What is the number of lines in the entries below that include the word "bits"? Provide the number only.

▸ DATA IN THIS EXERCISE
-- BEGIN --

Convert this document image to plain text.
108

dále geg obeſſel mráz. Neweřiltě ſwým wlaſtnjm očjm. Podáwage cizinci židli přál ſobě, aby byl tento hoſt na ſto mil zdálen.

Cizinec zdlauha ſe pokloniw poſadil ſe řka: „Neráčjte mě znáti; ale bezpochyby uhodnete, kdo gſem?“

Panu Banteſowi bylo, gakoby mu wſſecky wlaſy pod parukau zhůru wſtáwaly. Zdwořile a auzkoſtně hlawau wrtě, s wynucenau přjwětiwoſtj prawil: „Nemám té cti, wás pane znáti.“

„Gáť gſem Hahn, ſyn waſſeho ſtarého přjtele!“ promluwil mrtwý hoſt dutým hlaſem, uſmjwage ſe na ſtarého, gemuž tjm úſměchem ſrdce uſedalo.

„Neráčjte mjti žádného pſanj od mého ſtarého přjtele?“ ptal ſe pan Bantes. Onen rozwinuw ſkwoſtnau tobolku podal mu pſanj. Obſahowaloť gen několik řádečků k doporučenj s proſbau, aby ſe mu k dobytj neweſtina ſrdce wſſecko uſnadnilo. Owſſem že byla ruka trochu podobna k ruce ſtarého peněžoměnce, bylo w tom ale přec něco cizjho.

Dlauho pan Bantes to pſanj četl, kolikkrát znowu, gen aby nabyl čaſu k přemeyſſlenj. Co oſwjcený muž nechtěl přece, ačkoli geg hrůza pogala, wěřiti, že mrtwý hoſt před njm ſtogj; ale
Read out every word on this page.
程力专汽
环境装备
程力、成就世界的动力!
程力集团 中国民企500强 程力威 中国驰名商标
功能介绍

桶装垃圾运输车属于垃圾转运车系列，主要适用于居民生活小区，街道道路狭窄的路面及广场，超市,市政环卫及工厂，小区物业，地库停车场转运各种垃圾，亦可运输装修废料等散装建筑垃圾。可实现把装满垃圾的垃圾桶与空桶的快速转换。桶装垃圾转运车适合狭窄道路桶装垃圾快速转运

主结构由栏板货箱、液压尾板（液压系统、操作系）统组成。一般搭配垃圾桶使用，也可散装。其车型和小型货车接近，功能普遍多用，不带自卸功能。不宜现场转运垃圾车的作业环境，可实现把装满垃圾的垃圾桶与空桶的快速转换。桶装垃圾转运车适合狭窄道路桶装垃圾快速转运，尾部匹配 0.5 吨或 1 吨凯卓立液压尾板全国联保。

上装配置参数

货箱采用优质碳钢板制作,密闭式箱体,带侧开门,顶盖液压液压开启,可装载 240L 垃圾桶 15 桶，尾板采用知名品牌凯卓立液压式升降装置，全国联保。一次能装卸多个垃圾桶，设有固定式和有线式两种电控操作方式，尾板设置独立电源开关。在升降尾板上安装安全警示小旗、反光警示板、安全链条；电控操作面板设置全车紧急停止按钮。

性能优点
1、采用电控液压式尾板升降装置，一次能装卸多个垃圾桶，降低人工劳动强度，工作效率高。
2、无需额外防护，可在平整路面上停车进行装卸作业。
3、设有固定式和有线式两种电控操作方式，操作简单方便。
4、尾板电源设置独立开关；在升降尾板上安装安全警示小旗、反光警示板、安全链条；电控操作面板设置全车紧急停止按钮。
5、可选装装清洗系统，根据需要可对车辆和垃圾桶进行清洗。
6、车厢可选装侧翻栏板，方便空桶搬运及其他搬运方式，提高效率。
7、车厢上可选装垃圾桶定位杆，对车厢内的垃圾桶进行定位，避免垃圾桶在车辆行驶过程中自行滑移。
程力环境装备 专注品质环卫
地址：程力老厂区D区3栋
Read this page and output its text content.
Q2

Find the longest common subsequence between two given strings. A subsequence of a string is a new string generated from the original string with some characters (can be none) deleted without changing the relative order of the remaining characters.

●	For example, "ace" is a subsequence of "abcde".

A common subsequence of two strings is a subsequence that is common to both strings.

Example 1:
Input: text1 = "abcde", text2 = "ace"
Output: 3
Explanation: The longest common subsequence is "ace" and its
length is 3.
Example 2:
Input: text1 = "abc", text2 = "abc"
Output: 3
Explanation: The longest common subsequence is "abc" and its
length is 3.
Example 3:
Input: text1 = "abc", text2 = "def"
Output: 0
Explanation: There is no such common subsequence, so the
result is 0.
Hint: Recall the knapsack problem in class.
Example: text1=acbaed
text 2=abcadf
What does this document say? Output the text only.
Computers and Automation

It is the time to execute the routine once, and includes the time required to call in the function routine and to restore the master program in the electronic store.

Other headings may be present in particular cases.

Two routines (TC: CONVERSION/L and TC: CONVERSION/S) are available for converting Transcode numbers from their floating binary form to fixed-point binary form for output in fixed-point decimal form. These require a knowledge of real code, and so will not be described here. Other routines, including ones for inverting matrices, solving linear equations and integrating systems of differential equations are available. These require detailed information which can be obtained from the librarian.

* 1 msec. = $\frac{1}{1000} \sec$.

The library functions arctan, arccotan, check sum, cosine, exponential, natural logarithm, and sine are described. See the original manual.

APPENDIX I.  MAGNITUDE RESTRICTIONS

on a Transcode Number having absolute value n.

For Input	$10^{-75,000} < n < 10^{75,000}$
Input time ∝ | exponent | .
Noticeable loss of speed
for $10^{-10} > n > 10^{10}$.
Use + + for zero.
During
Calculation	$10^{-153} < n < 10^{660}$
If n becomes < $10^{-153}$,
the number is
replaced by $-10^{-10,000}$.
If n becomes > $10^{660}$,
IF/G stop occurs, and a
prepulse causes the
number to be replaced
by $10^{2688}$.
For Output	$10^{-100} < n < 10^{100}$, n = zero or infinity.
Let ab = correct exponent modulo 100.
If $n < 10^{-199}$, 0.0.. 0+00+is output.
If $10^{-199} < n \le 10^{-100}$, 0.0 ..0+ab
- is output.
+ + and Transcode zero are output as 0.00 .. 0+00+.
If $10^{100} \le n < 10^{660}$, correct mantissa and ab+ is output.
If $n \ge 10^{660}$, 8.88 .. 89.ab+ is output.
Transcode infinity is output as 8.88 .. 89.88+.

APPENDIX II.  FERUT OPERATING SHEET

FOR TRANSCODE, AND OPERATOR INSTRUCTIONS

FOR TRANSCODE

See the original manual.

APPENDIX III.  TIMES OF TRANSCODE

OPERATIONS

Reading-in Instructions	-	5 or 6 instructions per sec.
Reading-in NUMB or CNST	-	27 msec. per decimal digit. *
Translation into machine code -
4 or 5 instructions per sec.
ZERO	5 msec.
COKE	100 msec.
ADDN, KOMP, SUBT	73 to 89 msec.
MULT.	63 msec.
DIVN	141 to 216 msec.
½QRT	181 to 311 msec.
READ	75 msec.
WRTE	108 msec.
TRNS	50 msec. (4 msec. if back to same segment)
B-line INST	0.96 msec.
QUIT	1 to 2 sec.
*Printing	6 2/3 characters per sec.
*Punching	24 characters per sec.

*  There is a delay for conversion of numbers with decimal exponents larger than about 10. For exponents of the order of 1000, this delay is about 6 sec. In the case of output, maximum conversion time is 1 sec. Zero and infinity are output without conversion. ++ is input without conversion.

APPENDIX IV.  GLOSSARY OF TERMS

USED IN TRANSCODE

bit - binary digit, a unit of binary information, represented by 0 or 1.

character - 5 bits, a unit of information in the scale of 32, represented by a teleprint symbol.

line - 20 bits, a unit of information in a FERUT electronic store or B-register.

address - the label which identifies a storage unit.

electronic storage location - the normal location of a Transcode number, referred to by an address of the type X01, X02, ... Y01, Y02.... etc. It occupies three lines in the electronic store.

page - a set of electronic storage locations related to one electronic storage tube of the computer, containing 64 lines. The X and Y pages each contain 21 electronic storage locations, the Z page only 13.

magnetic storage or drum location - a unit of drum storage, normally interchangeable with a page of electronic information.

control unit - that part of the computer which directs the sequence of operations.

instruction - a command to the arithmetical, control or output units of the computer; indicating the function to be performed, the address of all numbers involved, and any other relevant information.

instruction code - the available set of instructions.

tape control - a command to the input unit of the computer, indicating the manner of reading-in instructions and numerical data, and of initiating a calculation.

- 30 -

-- END --

▸ IN RESPONSE
2